TEXTO SELECIONADO =
============================================================

Um dos principais problemas existentes é o risco de deterioração do
aqüífero em decorrência do aumento dos volumes explotados e do
crescimento das fontes de poluição pontuais e difusas. Essa situação
exige gerenciamento adequado por parte das esferas de governo federal,
estadual e municipal sobre as condições de aproveitamento dos recursos
do aqüífero." (
daqui)
Um das principais fontes de poluição dos mananciais, além da poluição causada por uso de agrotóxicos, é a falta de sanemento. O Brasil apresenta, infelizmente, um quadro alarmante com relação ao saneamento. O texto a seguir ilustra bem a nossa situação:
"Apesar da importância para saúde e meio ambiente, o saneamento
básico no Brasil está longe de ser adequado. Mais da metade da
população não conta, sequer, com redes para coleta de esgotos e 80% dos
resíduos gerados são lançados diretamente nos rios, sem nenhum tipo de
tratamento.
O descaso e a ausência de investimentos no setor de saneamento em
nosso País, em especial nas áreas urbanas, compromete a qualidade de
vida da população e do meio ambiente. Enchentes, lixo, contaminação dos
mananciais, água sem tratamento e doenças apresentam uma relação
estreita. Diarréias, dengue, febre tifóide e malária, que resultam em
milhares de mortes anuais, especialmente de crianças, são transmitidas
por água contaminada com esgotos humanos, dejetos animais e lixo.

============================================================

MATERIAL FORNECIDO =
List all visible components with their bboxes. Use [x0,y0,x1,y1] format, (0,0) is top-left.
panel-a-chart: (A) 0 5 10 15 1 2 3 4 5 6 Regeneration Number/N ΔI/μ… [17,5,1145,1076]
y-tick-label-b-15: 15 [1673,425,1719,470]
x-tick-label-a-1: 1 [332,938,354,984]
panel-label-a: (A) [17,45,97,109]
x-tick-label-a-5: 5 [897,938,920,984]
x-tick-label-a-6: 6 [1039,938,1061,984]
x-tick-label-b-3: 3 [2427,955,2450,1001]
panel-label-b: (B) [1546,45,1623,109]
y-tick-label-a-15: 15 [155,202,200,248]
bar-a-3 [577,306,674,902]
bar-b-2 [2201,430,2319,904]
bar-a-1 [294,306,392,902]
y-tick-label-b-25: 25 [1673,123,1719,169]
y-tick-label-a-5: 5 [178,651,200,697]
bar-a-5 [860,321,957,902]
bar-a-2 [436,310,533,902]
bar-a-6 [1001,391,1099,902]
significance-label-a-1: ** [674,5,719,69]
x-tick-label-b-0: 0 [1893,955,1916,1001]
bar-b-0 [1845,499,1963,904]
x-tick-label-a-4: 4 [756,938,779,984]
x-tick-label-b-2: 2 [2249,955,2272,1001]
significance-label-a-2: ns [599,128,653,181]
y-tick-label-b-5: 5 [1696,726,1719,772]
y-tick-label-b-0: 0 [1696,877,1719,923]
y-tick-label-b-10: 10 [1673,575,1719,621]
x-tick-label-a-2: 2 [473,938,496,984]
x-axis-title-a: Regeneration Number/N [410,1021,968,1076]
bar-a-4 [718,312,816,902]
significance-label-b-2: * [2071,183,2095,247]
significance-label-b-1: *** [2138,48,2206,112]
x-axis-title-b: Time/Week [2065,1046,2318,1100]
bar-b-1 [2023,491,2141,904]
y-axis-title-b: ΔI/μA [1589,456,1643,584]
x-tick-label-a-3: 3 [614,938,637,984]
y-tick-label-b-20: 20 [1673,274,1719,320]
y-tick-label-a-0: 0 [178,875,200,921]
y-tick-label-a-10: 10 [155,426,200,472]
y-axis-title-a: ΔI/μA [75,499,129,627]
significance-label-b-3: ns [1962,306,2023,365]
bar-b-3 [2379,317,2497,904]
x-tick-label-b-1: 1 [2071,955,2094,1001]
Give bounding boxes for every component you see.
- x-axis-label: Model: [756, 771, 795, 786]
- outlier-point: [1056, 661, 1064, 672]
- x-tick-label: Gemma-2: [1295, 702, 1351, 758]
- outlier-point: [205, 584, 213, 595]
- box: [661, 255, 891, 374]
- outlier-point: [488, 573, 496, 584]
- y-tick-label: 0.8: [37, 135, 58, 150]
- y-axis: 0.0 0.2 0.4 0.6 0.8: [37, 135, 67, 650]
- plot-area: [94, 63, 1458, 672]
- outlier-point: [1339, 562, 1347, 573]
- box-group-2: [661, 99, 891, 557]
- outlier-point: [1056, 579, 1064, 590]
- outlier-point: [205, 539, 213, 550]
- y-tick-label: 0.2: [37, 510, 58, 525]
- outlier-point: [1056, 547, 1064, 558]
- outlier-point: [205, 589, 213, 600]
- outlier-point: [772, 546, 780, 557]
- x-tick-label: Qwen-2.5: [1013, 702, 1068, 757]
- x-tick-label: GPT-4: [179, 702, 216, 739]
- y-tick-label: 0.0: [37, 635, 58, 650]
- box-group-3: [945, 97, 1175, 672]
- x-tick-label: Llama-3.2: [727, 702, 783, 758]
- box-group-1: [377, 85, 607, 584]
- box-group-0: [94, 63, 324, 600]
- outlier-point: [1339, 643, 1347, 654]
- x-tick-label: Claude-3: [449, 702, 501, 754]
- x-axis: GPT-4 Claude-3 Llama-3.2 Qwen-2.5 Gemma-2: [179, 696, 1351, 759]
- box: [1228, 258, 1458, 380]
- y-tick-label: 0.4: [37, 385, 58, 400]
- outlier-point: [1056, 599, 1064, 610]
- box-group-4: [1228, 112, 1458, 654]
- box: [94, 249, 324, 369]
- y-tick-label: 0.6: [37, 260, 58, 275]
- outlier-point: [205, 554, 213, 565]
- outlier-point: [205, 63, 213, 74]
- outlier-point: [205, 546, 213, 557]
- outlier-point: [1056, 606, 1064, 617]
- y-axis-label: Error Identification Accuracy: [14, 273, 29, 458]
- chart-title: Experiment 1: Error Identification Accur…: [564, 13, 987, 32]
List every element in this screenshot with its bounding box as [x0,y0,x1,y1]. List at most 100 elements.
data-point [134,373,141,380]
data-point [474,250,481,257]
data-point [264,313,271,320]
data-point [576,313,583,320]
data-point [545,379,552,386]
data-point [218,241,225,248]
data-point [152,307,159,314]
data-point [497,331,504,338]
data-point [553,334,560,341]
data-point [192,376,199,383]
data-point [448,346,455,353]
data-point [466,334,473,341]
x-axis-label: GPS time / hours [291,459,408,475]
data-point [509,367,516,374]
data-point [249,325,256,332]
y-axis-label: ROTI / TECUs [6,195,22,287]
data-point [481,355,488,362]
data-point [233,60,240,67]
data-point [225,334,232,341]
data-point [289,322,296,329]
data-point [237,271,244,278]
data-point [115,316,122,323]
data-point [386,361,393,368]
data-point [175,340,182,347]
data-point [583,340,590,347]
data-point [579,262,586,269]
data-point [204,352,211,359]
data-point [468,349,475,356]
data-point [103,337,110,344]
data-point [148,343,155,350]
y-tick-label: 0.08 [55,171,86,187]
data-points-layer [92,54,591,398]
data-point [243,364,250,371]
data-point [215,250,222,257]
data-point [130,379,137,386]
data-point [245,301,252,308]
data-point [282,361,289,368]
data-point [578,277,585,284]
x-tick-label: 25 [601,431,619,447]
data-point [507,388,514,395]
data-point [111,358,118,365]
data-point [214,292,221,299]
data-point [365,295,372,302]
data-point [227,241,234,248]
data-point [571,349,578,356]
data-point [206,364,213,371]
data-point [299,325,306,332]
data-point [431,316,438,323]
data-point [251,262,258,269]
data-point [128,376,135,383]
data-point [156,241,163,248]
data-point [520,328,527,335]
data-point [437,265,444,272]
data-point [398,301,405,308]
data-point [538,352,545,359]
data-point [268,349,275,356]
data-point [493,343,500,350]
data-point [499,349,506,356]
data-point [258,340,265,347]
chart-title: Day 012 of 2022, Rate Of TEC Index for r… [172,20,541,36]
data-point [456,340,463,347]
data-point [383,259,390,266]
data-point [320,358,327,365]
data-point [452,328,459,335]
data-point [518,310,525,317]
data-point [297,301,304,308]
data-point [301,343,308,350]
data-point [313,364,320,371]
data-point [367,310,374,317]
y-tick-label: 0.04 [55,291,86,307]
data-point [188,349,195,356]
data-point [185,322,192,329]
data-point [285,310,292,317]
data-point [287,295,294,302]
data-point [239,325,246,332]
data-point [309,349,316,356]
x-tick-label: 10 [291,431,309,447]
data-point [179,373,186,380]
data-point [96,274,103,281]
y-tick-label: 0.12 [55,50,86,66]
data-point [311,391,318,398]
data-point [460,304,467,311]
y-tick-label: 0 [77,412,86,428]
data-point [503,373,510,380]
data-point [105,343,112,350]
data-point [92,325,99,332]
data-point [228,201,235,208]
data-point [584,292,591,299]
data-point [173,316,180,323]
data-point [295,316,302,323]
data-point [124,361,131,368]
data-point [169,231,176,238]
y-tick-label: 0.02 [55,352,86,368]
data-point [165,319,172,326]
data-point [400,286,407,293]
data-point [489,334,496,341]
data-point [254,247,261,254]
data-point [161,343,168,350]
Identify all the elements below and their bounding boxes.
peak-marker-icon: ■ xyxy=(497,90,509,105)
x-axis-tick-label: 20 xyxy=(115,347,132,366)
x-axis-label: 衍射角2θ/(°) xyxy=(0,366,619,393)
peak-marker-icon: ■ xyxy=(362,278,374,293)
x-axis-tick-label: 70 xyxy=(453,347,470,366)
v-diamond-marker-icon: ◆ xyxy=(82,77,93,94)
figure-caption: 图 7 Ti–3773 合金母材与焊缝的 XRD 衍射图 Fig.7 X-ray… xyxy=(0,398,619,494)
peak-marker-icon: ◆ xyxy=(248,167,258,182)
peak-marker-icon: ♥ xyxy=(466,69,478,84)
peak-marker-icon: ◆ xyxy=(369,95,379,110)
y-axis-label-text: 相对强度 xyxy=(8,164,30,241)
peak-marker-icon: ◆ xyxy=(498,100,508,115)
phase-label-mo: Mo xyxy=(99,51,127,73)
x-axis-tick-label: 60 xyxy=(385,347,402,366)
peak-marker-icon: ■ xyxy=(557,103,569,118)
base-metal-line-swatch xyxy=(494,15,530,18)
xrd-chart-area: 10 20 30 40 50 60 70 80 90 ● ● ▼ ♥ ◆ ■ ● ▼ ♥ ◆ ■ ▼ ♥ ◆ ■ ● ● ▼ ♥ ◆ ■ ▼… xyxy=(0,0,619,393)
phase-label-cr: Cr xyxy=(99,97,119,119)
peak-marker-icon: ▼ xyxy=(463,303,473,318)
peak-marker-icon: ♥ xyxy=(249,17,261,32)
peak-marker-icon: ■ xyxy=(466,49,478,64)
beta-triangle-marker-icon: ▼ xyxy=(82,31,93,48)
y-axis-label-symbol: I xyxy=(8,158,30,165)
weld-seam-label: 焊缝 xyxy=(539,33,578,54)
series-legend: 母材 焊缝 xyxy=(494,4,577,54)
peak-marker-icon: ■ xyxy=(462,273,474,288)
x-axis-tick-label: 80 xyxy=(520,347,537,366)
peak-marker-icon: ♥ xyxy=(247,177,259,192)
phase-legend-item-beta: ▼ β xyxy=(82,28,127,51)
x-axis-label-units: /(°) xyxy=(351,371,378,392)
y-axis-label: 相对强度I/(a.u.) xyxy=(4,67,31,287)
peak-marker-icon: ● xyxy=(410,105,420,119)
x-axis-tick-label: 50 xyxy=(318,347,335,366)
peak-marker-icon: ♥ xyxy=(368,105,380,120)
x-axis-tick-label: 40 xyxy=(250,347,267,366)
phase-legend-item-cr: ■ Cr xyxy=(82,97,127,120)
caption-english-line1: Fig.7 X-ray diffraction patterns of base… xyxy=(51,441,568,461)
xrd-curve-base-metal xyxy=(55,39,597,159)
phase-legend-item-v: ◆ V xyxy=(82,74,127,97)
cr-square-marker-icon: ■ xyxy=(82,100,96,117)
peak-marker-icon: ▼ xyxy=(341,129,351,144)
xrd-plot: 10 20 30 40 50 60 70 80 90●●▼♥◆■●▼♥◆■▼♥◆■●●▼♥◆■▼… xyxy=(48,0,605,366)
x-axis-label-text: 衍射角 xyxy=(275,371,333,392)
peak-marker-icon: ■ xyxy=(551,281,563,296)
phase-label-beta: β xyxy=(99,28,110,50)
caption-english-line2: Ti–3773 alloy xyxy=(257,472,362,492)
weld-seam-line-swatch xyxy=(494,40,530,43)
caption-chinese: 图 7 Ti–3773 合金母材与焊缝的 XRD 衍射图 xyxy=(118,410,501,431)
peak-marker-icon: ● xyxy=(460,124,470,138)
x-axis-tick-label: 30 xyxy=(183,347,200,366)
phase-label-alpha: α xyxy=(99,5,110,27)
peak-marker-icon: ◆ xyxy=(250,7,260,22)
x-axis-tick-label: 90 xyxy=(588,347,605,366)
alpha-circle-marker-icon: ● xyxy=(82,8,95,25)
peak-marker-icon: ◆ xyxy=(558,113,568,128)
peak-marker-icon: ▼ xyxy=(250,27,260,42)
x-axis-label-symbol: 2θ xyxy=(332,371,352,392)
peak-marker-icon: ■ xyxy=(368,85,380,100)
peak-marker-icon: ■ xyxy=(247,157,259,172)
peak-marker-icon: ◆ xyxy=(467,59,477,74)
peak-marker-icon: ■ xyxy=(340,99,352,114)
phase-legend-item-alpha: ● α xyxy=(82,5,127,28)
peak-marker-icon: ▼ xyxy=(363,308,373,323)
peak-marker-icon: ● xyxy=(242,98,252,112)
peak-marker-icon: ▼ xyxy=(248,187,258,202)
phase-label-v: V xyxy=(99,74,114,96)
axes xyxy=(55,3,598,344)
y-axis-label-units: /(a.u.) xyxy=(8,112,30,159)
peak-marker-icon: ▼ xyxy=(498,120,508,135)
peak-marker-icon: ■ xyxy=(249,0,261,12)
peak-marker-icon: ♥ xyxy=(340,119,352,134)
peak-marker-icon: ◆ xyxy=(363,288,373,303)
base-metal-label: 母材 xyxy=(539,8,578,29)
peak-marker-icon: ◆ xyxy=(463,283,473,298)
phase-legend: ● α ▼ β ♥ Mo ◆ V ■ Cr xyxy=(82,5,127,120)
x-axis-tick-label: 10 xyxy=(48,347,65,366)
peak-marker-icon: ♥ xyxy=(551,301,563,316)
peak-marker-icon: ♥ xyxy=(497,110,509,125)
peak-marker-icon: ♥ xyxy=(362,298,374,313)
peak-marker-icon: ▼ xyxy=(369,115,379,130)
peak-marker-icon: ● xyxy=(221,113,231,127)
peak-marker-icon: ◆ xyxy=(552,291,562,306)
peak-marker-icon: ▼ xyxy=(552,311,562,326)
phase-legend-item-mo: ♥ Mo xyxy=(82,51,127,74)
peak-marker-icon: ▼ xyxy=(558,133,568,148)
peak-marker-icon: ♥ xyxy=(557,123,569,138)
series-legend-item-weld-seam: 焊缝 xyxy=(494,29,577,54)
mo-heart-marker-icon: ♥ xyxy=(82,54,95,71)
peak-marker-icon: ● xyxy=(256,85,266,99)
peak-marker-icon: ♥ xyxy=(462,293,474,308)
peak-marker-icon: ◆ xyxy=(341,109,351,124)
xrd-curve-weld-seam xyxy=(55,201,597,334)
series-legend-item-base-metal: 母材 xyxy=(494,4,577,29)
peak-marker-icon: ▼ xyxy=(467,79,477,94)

============================================================

TAREFA PROPOSTA 1 = Reescreva o trecho do texto sobre saneamento começando em "O descaso e" e seguindo até "animais e lixo.", substituindo "descaso" por "abandono".
TAREFA PROPOSTA 2 = Dê continuidade ao texto sobre saneamento no Brasil a partir da última frase apresentada.

ESPAÇO DE RESPOSTA 1 =
O abandono e a ausência de investimentos no setor de saneamento em
nosso País, em especial nas áreas urbanas, compromete a qualidade de
vida da população e do meio ambiente. Enchentes, lixo, contaminação dos
mananciais, água sem tratamento e doenças apresentam uma relação
estreita. Diarréias, dengue, febre tifóide e malária, que resultam em
milhares de mortes anuais, especialmente de crianças, são transmitidas
por água contaminada com esgotos humanos, dejetos animais e lixo.

ESPAÇO DE RESPOSTA 2 =
Em 2000, 60% da população brasileira não tinha acesso à rede
coletora de esgotos e apenas 20% do esgoto gerado no País recebia algum
tipo de tratamento. Nesse mesmo ano, quase um quarto da população não
tinha acesso à rede de abastecimento de água. Este quadro foi
apresentado em 2004, no Atlas de Saneamento do IBGE, que teve como base
os dados da Pesquisa Nacional de Saneamento Básico (PNSB), divulgada em 2002, combinado com informações do Censo 2000 e de instituições do governo e universidades.
A avaliação da abrangência dos serviços de saneamento no País feita
pelo IBGE considerou a existência ou não de serviços de saneamento nos
municípios, independentemente de sua extensão, eficiência e quantidade
de domicílios atendidos. O resultado é que a maioria dos municípios
brasileiros, cerca de 97,7%, conta com rede de abastecimento de água e
apenas metade deles possui rede de esgoto. Ainda segundo o Atlas, mais
de 77,8% dos domicílios brasileiros tinham acesso à água potável em
2000, enquanto apenas 47,2% das casas eram servidas pela rede de
esgoto.
Ainda segundo esta pesquisa, entre os 5.507 municípios do País, mais
de 1,3 mil enfrentam problemas com enchentes. A coleta de lixo é
amplamente difundida, porém a grande maioria dos municípios (63,3%)
deposita seus resíduos em lixões a céu aberto e sem nenhum tratamento.
Os aterros sanitários estão presentes em apenas 13,8% dos municípios
brasileiros, e apenas 8% deles afirmam ter coleta seletiva.

A ausência de investimentos em itens tão fundamentais como os
serviços de saneamento têm impactos sobre a saúde da população e o meio
ambiente. O estudo do IBGE mostra que, em 2000, foram registrados mais
de 800 mil casos de seis doenças - dengue, malária, hepatite A,
leptospirose, tifo e febre amarela - que estão diretamente ligadas à má
qualidade da água, às enchentes, à falta de tratamento adequado do
esgoto e do lixo. Naquele ano, mais de 3 mil crianças com menos de
cinco anos morreram de diarréia.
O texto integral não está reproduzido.